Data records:
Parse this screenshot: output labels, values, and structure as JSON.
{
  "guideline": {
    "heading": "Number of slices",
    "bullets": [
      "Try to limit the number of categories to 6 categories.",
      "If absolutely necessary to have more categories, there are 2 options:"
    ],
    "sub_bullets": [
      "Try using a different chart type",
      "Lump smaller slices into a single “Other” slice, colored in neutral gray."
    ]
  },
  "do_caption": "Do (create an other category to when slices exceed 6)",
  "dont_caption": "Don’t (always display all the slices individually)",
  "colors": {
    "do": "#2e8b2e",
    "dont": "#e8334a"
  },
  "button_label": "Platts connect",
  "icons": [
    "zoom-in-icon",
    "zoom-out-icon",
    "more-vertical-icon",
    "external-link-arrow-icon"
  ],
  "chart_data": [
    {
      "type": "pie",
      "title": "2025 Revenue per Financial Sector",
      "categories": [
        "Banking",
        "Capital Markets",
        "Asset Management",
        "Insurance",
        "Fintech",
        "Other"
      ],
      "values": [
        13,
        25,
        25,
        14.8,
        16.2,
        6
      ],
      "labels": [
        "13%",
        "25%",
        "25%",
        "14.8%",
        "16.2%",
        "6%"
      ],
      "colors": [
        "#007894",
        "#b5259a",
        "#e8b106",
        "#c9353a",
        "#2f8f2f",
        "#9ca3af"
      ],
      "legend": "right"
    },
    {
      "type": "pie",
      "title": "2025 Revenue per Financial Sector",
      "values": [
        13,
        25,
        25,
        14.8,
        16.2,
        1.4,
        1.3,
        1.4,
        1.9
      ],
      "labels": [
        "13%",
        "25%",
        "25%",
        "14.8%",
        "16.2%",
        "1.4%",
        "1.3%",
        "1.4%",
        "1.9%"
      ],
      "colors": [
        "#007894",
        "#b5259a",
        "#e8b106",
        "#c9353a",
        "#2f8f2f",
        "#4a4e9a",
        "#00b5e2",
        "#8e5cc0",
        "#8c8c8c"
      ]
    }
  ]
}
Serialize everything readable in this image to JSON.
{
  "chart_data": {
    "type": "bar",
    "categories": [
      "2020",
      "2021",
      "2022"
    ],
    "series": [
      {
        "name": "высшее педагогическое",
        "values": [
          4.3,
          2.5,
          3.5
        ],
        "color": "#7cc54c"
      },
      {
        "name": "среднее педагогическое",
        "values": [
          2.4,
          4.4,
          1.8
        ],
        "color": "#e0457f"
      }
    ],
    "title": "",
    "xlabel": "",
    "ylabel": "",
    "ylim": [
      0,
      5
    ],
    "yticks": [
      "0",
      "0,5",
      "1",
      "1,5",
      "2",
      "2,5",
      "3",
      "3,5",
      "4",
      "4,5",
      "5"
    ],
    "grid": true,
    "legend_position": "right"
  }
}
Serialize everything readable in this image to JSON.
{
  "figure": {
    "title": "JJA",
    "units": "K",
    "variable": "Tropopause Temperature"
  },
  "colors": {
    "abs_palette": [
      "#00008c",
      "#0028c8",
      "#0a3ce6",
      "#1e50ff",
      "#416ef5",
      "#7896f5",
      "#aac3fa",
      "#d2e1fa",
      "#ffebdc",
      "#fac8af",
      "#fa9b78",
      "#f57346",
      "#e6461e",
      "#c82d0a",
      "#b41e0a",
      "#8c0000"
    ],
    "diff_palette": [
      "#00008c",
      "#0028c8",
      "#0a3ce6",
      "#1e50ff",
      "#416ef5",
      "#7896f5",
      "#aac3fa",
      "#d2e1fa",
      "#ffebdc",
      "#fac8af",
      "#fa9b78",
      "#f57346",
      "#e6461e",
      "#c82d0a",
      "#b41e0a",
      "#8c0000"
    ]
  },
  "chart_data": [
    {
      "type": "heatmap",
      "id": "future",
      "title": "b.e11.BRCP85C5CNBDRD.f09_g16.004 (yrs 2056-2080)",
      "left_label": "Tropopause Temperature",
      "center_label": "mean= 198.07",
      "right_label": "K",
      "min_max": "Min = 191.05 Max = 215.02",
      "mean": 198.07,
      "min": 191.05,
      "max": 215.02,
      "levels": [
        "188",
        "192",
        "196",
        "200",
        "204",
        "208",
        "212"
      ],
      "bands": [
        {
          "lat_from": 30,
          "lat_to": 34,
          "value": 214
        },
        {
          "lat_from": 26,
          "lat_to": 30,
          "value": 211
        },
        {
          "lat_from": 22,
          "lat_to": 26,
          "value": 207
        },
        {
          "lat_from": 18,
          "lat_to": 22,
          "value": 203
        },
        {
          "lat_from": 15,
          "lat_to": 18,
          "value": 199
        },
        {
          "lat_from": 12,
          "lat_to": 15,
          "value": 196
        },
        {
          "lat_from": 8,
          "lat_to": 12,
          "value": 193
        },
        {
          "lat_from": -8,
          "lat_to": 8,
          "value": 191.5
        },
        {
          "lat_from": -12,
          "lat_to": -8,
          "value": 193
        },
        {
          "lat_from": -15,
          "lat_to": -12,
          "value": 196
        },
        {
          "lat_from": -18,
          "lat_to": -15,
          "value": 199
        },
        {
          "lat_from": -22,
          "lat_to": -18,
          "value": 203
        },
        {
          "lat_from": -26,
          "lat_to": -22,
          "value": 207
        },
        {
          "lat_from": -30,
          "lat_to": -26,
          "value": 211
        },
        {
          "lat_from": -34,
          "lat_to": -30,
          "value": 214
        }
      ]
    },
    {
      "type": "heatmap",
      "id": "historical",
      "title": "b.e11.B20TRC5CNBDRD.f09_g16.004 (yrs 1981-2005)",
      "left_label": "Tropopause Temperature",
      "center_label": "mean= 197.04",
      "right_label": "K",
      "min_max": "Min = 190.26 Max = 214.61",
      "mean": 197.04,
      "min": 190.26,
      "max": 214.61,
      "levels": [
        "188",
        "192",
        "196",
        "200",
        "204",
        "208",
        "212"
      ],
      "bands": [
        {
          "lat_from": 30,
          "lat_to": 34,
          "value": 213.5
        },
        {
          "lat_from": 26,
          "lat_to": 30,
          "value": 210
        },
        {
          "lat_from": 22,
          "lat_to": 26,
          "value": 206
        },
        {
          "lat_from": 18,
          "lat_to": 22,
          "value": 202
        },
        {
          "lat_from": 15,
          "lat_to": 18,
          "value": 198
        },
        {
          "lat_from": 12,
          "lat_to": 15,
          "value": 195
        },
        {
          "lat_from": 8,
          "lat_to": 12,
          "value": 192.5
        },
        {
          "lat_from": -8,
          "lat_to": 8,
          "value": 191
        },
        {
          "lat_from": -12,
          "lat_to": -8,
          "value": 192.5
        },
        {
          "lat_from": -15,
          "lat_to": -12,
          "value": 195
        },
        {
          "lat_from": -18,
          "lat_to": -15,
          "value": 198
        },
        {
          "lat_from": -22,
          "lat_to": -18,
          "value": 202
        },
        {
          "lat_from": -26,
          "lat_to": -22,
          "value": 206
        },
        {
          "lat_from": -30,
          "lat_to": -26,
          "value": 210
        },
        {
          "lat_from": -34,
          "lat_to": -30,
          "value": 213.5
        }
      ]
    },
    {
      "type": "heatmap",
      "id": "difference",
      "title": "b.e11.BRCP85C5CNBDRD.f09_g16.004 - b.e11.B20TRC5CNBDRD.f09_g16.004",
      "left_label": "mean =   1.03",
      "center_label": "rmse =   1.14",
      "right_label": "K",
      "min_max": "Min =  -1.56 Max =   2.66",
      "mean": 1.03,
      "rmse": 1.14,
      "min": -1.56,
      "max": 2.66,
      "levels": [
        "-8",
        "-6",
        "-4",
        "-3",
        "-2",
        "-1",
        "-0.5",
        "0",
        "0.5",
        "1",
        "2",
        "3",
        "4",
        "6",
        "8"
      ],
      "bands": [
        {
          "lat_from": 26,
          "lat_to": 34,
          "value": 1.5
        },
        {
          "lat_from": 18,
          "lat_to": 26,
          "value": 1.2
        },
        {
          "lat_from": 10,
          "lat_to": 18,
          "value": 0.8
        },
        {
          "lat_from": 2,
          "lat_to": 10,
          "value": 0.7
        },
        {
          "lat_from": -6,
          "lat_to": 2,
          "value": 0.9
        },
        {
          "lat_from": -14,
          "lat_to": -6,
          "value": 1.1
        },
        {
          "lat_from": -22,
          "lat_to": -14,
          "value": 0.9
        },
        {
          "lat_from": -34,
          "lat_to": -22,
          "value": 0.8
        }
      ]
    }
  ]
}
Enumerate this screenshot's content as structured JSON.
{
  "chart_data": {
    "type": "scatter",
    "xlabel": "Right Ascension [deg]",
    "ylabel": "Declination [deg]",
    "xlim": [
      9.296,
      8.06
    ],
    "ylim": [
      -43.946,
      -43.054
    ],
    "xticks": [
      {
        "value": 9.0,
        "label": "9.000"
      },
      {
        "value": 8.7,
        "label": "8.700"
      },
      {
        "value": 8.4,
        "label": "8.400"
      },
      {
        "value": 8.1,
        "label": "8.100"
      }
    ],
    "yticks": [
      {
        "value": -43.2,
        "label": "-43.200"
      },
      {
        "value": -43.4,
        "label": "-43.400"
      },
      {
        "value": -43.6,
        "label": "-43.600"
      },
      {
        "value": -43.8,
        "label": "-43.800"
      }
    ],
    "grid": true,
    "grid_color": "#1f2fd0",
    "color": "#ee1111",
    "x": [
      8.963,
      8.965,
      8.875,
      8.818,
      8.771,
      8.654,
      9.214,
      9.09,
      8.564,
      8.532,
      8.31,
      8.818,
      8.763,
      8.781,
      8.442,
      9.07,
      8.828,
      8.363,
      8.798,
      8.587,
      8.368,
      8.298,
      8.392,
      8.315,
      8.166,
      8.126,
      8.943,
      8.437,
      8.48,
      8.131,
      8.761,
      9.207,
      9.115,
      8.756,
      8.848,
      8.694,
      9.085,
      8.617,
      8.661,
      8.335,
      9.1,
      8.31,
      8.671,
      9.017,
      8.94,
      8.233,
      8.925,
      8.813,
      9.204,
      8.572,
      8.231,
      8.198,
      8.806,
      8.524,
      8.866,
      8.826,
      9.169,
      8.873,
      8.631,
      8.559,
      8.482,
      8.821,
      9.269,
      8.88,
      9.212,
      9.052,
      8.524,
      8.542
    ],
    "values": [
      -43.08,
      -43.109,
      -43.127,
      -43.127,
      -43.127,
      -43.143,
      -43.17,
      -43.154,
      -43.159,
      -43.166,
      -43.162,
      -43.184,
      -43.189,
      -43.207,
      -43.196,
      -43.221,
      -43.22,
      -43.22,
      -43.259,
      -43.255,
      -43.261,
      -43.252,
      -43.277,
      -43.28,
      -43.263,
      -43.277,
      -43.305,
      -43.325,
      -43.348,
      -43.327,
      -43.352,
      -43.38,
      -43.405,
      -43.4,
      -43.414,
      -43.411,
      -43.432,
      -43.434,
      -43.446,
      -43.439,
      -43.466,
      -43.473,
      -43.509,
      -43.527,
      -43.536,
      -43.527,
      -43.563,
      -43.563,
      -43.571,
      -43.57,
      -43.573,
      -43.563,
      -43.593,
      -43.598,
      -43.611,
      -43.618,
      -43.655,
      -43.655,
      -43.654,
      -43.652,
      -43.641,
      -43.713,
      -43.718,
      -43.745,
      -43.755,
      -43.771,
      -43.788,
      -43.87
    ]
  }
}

> **EXERCISE TASK**: Using the records above, copy each line that contains "categories".

> **COMPLETE RESPONSE**:
      "Try to limit the number of categories to 6 categories.",
      "If absolutely necessary to have more categories, there are 2 options:"
      "categories": [
    "categories": [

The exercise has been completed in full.